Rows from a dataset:

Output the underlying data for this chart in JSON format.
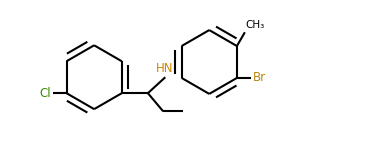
{
  "bg_color": "#ffffff",
  "line_color": "#000000",
  "bond_width": 1.5,
  "cl_color": "#3a8c00",
  "br_color": "#b8860b",
  "hn_color": "#cc8800",
  "fig_width": 3.66,
  "fig_height": 1.45,
  "dpi": 100,
  "xlim": [
    0,
    10
  ],
  "ylim": [
    0,
    3.96
  ]
}
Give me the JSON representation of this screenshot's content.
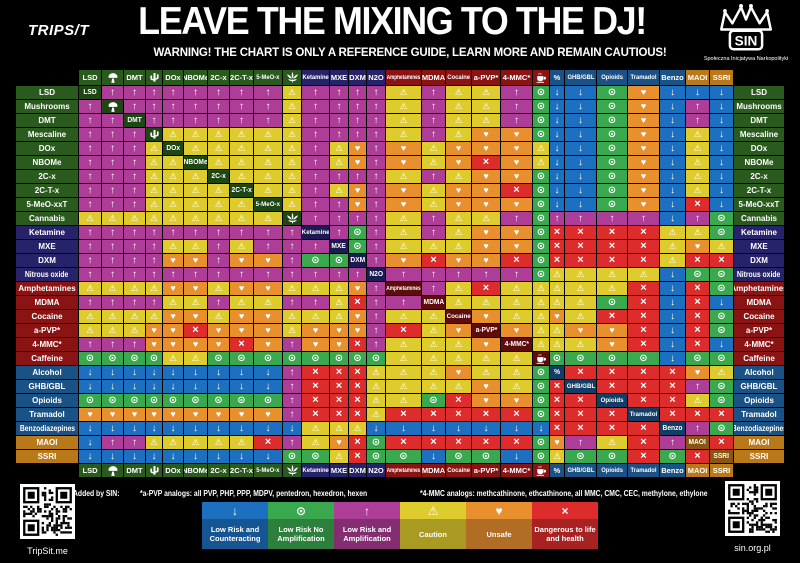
{
  "header": {
    "tripsit_logo": "TRIPS/T",
    "title": "LEAVE THE MIXING TO THE DJ!",
    "subtitle": "WARNING! THE CHART IS ONLY A REFERENCE GUIDE, LEARN MORE AND REMAIN CAUTIOUS!",
    "sin_logo": "SIN",
    "sin_subtitle": "Społeczna Inicjatywa Narkopolityki"
  },
  "chart_data": {
    "type": "heatmap",
    "title": "LEAVE THE MIXING TO THE DJ!",
    "drugs": [
      {
        "label": "LSD",
        "header": "LSD",
        "diag": "LSD",
        "icon": null,
        "group": "psychedelic"
      },
      {
        "label": "Mushrooms",
        "header": null,
        "diag": null,
        "icon": "mushroom-icon",
        "group": "psychedelic"
      },
      {
        "label": "DMT",
        "header": "DMT",
        "diag": "DMT",
        "icon": null,
        "group": "psychedelic"
      },
      {
        "label": "Mescaline",
        "header": null,
        "diag": null,
        "icon": "cactus-icon",
        "group": "psychedelic"
      },
      {
        "label": "DOx",
        "header": "DOx",
        "diag": "DOx",
        "icon": null,
        "group": "psychedelic"
      },
      {
        "label": "NBOMe",
        "header": "NBOMe",
        "diag": "NBOMe",
        "icon": null,
        "group": "psychedelic"
      },
      {
        "label": "2C-x",
        "header": "2C-x",
        "diag": "2C-x",
        "icon": null,
        "group": "psychedelic"
      },
      {
        "label": "2C-T-x",
        "header": "2C-T-x",
        "diag": "2C-T-x",
        "icon": null,
        "group": "psychedelic"
      },
      {
        "label": "5-MeO-xxT",
        "header": "5-MeO-x",
        "diag": "5-MeO-x",
        "icon": null,
        "group": "psychedelic"
      },
      {
        "label": "Cannabis",
        "header": null,
        "diag": null,
        "icon": "cannabis-icon",
        "group": "psychedelic"
      },
      {
        "label": "Ketamine",
        "header": "Ketamine",
        "diag": "Ketamine",
        "icon": null,
        "group": "dissociative"
      },
      {
        "label": "MXE",
        "header": "MXE",
        "diag": "MXE",
        "icon": null,
        "group": "dissociative"
      },
      {
        "label": "DXM",
        "header": "DXM",
        "diag": "DXM",
        "icon": null,
        "group": "dissociative"
      },
      {
        "label": "Nitrous oxide",
        "header": "N2O",
        "diag": "N2O",
        "icon": null,
        "group": "dissociative"
      },
      {
        "label": "Amphetamines",
        "header": "Amphetamines",
        "diag": "Amphetamines",
        "icon": null,
        "group": "stimulant"
      },
      {
        "label": "MDMA",
        "header": "MDMA",
        "diag": "MDMA",
        "icon": null,
        "group": "stimulant"
      },
      {
        "label": "Cocaine",
        "header": "Cocaine",
        "diag": "Cocaine",
        "icon": null,
        "group": "stimulant"
      },
      {
        "label": "a-PVP*",
        "header": "a-PVP*",
        "diag": "a-PVP*",
        "icon": null,
        "group": "stimulant"
      },
      {
        "label": "4-MMC*",
        "header": "4-MMC*",
        "diag": "4-MMC*",
        "icon": null,
        "group": "stimulant"
      },
      {
        "label": "Caffeine",
        "header": null,
        "diag": null,
        "icon": "cup-icon",
        "group": "stimulant"
      },
      {
        "label": "Alcohol",
        "header": "%",
        "diag": "%",
        "icon": null,
        "group": "depressant"
      },
      {
        "label": "GHB/GBL",
        "header": "GHB/GBL",
        "diag": "GHB/GBL",
        "icon": null,
        "group": "depressant"
      },
      {
        "label": "Opioids",
        "header": "Opioids",
        "diag": "Opioids",
        "icon": null,
        "group": "depressant"
      },
      {
        "label": "Tramadol",
        "header": "Tramadol",
        "diag": "Tramadol",
        "icon": null,
        "group": "depressant"
      },
      {
        "label": "Benzodiazepines",
        "header": "Benzo",
        "diag": "Benzo",
        "icon": null,
        "group": "depressant"
      },
      {
        "label": "MAOI",
        "header": "MAOI",
        "diag": "MAOI",
        "icon": null,
        "group": "serotonergic"
      },
      {
        "label": "SSRI",
        "header": "SSRI",
        "diag": "SSRI",
        "icon": null,
        "group": "serotonergic"
      }
    ],
    "matrix": [
      "SUUUUUUUUCUUUUCUCCUODDOHDDD",
      "USUUUUUUUCUUUUCUCCUODDOHDUD",
      "UUSUUUUUUCUUUUCUCCUODDOHDUD",
      "UUUSCCCCCCUUUUCUCHHODDOHDCD",
      "UUUCSCCCCCUCHUHCHHHCDDOHDCD",
      "UUUCCSCCCCUCHUHCHXHCDDOHDCD",
      "UUUCCCSCCCUUUUCUCHHODDOHDCD",
      "UUUCCCCSCCUCHUHCHHXODDOHDCD",
      "UUUCCCCCSCUUHUHCHHHODDOHDXD",
      "CCCCCCCCCSUUUUCUCCUOUUUUDUO",
      "UUUUUUUUUUSUOUCUCHHOXXXXCCO",
      "UUUUCCUCUUUSOUCCCHHOXXXXCHC",
      "UUUUHHUHHUOOSUHXHHXOXXXXCXX",
      "UUUUUUUUUUUUUSUUUUUOCCCCDOO",
      "CCCCHHCHHCCCHUSUCXCCCCCXDXO",
      "UUUUCCUCCUUCXUUSCCCCCCOXDXD",
      "CCCCHHCHHCCCHUCCSHCCHCXXDXO",
      "CCCHHXHHHCHHHUXCHSHCCHHXDXO",
      "UUUHHHHXHUHHXUCCCHSCCCHXDXD",
      "OOOOCCOOOOOOOOCCCCCSOOOODOO",
      "DDDDDDDDDUXXXCCCHCCOSXXXXHC",
      "DDDDDDDDDUXXXCCCCHCOXSXXXUO",
      "OOOOOOOOOUXXXCCOXHHOXXSXXCO",
      "HHHHHHHHHUXXXCXXXXXOXXXSXXX",
      "DDDDDDDDDDCCCDDDDDDDXXXXSUO",
      "DUUCCCCCXUCHXOXXXXXOHUCXUSX",
      "DDDDDDDDDOOCXOODOODOCOOXOXS"
    ],
    "levels": {
      "D": {
        "label": "Low Risk and Counteracting",
        "symbol": "down-arrow",
        "color": "#1d6fc0"
      },
      "O": {
        "label": "Low Risk No Amplification",
        "symbol": "circle-dot",
        "color": "#3aa84f"
      },
      "U": {
        "label": "Low Risk and Amplification",
        "symbol": "up-arrow",
        "color": "#ad3d96"
      },
      "C": {
        "label": "Caution",
        "symbol": "warning-triangle",
        "color": "#decb2d"
      },
      "H": {
        "label": "Unsafe",
        "symbol": "heart",
        "color": "#e88f2e"
      },
      "X": {
        "label": "Dangerous to life and health",
        "symbol": "cross",
        "color": "#dc2c2c"
      }
    },
    "legend_order": [
      "D",
      "O",
      "U",
      "C",
      "H",
      "X"
    ],
    "group_colors": {
      "psychedelic": "#2a5a1e",
      "dissociative": "#27236a",
      "stimulant": "#8a1414",
      "depressant": "#1b5285",
      "serotonergic": "#b97819"
    },
    "diag_colors": {
      "psychedelic": "#1f4716",
      "dissociative": "#1d1a52",
      "stimulant": "#5e0d0d",
      "depressant": "#123d64",
      "serotonergic": "#8a5511"
    }
  },
  "footer": {
    "added_by": "Added by SIN:",
    "apvp_note": "*a-PVP analogs: all PVP, PHP, PPP, MDPV, pentedron, hexedron, hexen",
    "mmc_note": "*4-MMC analogs: methcathinone, ethcathinone, all MMC, CMC, CEC, methylone, ethylone",
    "qr_left_label": "TripSit.me",
    "qr_right_label": "sin.org.pl"
  }
}
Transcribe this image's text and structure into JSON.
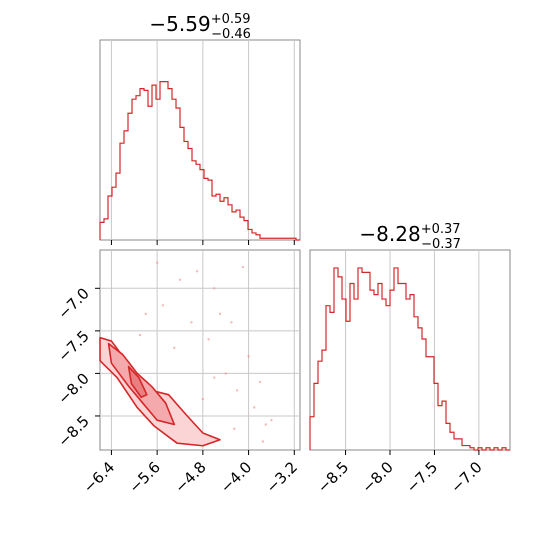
{
  "chart_data": [
    {
      "type": "histogram",
      "panel": "top-left",
      "title": {
        "value": "−5.59",
        "upper": "+0.59",
        "lower": "−0.46"
      },
      "xlim": [
        -6.6,
        -3.1
      ],
      "x_ticks": [
        -6.4,
        -5.6,
        -4.8,
        -4.0,
        -3.2
      ],
      "grid": true,
      "color": "#d62728",
      "bin_edges_start": -6.6,
      "bin_width": 0.07,
      "density": [
        0.1,
        0.12,
        0.25,
        0.3,
        0.38,
        0.55,
        0.62,
        0.72,
        0.8,
        0.82,
        0.86,
        0.85,
        0.76,
        0.88,
        0.8,
        0.9,
        0.9,
        0.86,
        0.8,
        0.75,
        0.64,
        0.56,
        0.52,
        0.45,
        0.43,
        0.4,
        0.35,
        0.34,
        0.25,
        0.26,
        0.22,
        0.24,
        0.2,
        0.16,
        0.17,
        0.13,
        0.11,
        0.06,
        0.04,
        0.03,
        0.01,
        0.01,
        0.01,
        0.01,
        0.01,
        0.01,
        0.01,
        0.01,
        0.01,
        0.0
      ]
    },
    {
      "type": "histogram",
      "panel": "bottom-right",
      "title": {
        "value": "−8.28",
        "upper": "+0.37",
        "lower": "−0.37"
      },
      "xlim": [
        -8.9,
        -6.65
      ],
      "x_ticks": [
        -8.5,
        -8.0,
        -7.5,
        -7.0
      ],
      "x_tick_labels": [
        "−8.5",
        "−8.0",
        "−7.5",
        "−7.0"
      ],
      "grid": true,
      "color": "#d62728",
      "bin_edges_start": -8.9,
      "bin_width": 0.045,
      "density": [
        0.15,
        0.3,
        0.4,
        0.45,
        0.65,
        0.62,
        0.82,
        0.78,
        0.68,
        0.58,
        0.75,
        0.68,
        0.82,
        0.8,
        0.8,
        0.72,
        0.7,
        0.75,
        0.68,
        0.65,
        0.72,
        0.82,
        0.75,
        0.75,
        0.68,
        0.7,
        0.6,
        0.55,
        0.5,
        0.42,
        0.42,
        0.3,
        0.2,
        0.22,
        0.12,
        0.08,
        0.05,
        0.05,
        0.02,
        0.02,
        0.01,
        0.0,
        0.01,
        0.0,
        0.01,
        0.0,
        0.01,
        0.0,
        0.01,
        0.0
      ]
    },
    {
      "type": "contour",
      "panel": "bottom-left",
      "xlim": [
        -6.6,
        -3.1
      ],
      "ylim": [
        -8.9,
        -6.55
      ],
      "x_ticks": [
        -6.4,
        -5.6,
        -4.8,
        -4.0,
        -3.2
      ],
      "x_tick_labels": [
        "−6.4",
        "−5.6",
        "−4.8",
        "−4.0",
        "−3.2"
      ],
      "y_ticks": [
        -7.0,
        -7.5,
        -8.0,
        -8.5
      ],
      "y_tick_labels": [
        "−7.0",
        "−7.5",
        "−8.0",
        "−8.5"
      ],
      "grid": true,
      "color": "#d62728",
      "fill_color": "#f4b6b8",
      "contour_levels": [
        [
          [
            -6.6,
            -7.58
          ],
          [
            -6.4,
            -7.62
          ],
          [
            -6.2,
            -7.8
          ],
          [
            -5.95,
            -8.1
          ],
          [
            -5.7,
            -8.2
          ],
          [
            -5.4,
            -8.25
          ],
          [
            -5.1,
            -8.48
          ],
          [
            -4.8,
            -8.7
          ],
          [
            -4.5,
            -8.78
          ],
          [
            -4.8,
            -8.85
          ],
          [
            -5.25,
            -8.82
          ],
          [
            -5.65,
            -8.62
          ],
          [
            -5.95,
            -8.4
          ],
          [
            -6.3,
            -8.05
          ],
          [
            -6.6,
            -7.85
          ]
        ],
        [
          [
            -6.45,
            -7.65
          ],
          [
            -6.2,
            -7.78
          ],
          [
            -5.95,
            -8.0
          ],
          [
            -5.7,
            -8.15
          ],
          [
            -5.45,
            -8.35
          ],
          [
            -5.3,
            -8.6
          ],
          [
            -5.6,
            -8.55
          ],
          [
            -5.85,
            -8.35
          ],
          [
            -6.1,
            -8.15
          ],
          [
            -6.4,
            -7.88
          ]
        ],
        [
          [
            -6.1,
            -7.92
          ],
          [
            -5.92,
            -8.05
          ],
          [
            -5.78,
            -8.25
          ],
          [
            -5.88,
            -8.28
          ],
          [
            -6.05,
            -8.12
          ]
        ]
      ],
      "scatter": [
        [
          -5.2,
          -6.9
        ],
        [
          -4.6,
          -7.0
        ],
        [
          -5.5,
          -7.2
        ],
        [
          -4.3,
          -7.4
        ],
        [
          -4.0,
          -7.8
        ],
        [
          -3.8,
          -8.1
        ],
        [
          -4.2,
          -8.2
        ],
        [
          -3.9,
          -8.4
        ],
        [
          -3.7,
          -8.6
        ],
        [
          -4.5,
          -7.3
        ],
        [
          -4.7,
          -7.6
        ],
        [
          -5.0,
          -7.4
        ],
        [
          -5.8,
          -7.3
        ],
        [
          -4.9,
          -6.8
        ],
        [
          -4.1,
          -6.75
        ],
        [
          -4.4,
          -8.0
        ],
        [
          -3.6,
          -8.55
        ],
        [
          -4.6,
          -8.05
        ],
        [
          -5.3,
          -7.7
        ],
        [
          -4.8,
          -8.3
        ],
        [
          -3.75,
          -8.8
        ],
        [
          -5.9,
          -7.55
        ],
        [
          -4.25,
          -8.65
        ],
        [
          -5.6,
          -6.7
        ]
      ]
    }
  ]
}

WRITTEN REQUEST: Find "type". Copy every line it occurs in.

SOLUTION:
    "type": "heatmap",
      "type": "histogram",
      "type": "histogram",
      "type": "contour",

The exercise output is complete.